**MATERIAL FOR THE TASK**
===============

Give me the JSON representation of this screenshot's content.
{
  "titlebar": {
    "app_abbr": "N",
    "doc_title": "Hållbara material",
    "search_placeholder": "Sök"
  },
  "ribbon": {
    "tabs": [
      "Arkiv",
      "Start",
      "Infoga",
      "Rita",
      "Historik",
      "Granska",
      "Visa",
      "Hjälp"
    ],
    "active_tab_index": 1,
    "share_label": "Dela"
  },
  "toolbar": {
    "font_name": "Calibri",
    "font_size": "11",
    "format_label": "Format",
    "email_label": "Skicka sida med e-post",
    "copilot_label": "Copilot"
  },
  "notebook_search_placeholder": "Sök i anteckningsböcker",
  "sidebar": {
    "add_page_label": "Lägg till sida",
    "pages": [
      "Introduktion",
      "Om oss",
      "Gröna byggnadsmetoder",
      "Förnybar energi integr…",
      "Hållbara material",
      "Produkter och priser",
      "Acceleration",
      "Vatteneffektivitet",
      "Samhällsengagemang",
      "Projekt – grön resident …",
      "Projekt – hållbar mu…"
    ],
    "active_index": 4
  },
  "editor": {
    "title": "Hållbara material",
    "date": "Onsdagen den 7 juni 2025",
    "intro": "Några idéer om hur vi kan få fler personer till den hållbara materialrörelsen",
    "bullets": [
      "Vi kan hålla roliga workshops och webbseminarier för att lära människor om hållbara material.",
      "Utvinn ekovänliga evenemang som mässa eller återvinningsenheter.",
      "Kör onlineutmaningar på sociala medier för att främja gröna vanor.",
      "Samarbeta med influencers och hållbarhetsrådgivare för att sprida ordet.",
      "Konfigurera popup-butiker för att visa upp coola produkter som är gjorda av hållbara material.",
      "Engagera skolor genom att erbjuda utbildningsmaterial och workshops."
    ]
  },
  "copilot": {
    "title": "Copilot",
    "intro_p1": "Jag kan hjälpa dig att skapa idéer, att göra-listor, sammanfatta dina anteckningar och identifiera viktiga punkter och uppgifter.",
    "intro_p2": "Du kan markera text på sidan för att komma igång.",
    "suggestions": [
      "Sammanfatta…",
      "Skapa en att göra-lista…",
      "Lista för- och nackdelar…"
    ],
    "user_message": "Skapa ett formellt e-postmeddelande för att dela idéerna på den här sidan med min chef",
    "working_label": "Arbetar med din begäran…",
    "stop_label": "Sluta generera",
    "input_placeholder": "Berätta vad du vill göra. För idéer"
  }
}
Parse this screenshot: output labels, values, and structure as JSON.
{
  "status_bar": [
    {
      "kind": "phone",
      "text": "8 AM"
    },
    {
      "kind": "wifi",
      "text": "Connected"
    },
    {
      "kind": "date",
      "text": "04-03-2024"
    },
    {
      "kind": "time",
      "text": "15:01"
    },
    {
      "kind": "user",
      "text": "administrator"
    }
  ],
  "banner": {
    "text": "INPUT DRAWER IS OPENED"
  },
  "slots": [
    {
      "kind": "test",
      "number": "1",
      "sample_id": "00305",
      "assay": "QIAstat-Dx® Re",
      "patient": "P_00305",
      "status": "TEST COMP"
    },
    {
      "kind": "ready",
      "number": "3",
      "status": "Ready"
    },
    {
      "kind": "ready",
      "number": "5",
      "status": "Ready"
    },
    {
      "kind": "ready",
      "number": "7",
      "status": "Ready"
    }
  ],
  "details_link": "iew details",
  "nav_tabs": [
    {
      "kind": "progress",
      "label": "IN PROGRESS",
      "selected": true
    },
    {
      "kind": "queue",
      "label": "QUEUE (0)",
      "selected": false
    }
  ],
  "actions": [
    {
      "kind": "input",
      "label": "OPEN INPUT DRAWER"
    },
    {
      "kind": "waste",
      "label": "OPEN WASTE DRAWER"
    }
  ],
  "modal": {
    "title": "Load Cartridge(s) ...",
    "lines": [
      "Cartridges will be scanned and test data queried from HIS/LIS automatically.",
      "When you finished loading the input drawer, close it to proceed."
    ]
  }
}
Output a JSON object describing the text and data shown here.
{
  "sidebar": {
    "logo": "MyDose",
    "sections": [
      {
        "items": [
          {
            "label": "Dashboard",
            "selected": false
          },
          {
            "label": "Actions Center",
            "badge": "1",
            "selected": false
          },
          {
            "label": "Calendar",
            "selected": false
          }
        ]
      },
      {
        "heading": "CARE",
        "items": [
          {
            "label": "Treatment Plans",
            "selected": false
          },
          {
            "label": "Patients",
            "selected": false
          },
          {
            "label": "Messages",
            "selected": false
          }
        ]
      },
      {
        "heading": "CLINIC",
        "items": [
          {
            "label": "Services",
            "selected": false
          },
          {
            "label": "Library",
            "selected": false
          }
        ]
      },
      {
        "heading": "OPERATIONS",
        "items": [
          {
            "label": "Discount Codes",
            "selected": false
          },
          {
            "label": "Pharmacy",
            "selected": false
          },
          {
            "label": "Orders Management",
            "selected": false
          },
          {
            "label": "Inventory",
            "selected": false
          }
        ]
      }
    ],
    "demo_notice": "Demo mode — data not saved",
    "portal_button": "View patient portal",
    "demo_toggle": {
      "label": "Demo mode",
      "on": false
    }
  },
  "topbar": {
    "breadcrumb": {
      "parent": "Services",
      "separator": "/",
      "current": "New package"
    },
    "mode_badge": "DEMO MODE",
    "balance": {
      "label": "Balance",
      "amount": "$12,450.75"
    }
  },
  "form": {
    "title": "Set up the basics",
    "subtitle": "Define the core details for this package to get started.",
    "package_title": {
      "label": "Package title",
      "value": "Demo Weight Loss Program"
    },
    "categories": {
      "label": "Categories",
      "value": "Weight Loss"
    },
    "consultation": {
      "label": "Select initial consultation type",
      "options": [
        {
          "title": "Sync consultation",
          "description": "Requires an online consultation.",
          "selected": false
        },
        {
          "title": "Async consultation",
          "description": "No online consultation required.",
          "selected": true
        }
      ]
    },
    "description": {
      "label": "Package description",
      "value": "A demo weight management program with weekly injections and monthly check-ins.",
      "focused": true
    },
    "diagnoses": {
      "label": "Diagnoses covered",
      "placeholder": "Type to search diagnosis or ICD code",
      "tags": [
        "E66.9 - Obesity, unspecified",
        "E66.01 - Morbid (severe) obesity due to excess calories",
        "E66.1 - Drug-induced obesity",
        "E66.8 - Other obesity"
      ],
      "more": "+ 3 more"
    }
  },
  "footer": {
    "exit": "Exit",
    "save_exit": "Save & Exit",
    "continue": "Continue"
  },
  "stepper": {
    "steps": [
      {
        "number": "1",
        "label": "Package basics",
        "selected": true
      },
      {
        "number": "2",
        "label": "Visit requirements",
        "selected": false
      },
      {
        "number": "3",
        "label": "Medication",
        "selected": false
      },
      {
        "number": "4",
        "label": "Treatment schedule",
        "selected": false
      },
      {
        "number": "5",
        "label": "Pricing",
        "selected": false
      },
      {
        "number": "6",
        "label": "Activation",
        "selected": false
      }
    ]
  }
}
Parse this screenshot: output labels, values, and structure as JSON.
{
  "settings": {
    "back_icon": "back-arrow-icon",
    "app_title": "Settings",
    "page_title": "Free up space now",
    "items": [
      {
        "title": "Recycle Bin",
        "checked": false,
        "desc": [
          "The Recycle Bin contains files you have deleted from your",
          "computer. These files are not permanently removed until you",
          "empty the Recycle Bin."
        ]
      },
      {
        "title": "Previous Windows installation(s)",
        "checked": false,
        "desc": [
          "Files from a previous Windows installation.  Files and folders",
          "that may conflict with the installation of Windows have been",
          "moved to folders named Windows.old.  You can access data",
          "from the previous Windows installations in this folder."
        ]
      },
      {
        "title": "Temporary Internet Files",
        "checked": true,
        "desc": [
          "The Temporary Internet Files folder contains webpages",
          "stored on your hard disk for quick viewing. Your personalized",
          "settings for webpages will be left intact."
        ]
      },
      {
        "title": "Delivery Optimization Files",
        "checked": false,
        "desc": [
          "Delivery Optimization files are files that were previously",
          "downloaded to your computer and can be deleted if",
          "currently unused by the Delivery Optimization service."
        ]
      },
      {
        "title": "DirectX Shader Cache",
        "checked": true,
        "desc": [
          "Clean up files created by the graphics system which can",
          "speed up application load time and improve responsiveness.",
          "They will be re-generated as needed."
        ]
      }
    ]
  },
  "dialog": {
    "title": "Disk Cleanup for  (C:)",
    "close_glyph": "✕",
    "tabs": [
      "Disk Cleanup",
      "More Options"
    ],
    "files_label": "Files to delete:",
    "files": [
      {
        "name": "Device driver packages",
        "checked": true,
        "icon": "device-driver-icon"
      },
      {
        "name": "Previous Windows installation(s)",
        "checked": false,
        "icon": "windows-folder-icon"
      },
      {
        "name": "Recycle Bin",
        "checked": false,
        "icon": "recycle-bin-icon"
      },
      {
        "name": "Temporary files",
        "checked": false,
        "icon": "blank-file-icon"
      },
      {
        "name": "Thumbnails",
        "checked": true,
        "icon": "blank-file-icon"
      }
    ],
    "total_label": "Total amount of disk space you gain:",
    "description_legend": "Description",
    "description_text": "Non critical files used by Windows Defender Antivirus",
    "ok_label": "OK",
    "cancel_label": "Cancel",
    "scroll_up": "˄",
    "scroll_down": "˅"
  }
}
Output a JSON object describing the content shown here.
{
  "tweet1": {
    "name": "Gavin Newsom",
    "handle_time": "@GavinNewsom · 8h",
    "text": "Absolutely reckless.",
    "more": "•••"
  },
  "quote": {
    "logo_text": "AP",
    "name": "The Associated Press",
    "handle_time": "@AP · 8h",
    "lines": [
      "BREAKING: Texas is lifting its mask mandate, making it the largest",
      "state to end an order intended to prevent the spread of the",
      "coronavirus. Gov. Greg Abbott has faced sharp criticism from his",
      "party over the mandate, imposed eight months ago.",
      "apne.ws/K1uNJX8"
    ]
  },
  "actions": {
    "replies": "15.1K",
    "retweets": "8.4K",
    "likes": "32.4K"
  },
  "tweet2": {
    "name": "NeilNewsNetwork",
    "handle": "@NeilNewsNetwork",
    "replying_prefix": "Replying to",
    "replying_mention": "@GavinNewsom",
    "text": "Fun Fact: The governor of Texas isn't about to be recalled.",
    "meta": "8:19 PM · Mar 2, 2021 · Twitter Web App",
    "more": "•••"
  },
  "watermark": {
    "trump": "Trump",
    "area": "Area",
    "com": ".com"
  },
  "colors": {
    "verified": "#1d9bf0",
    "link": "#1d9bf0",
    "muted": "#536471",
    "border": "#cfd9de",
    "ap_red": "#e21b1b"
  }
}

===============

**WHAT IS BEING ASKED**
Working from the records above, tally the lines that contain "mandate" and give only the total.

**OUTPUT**
2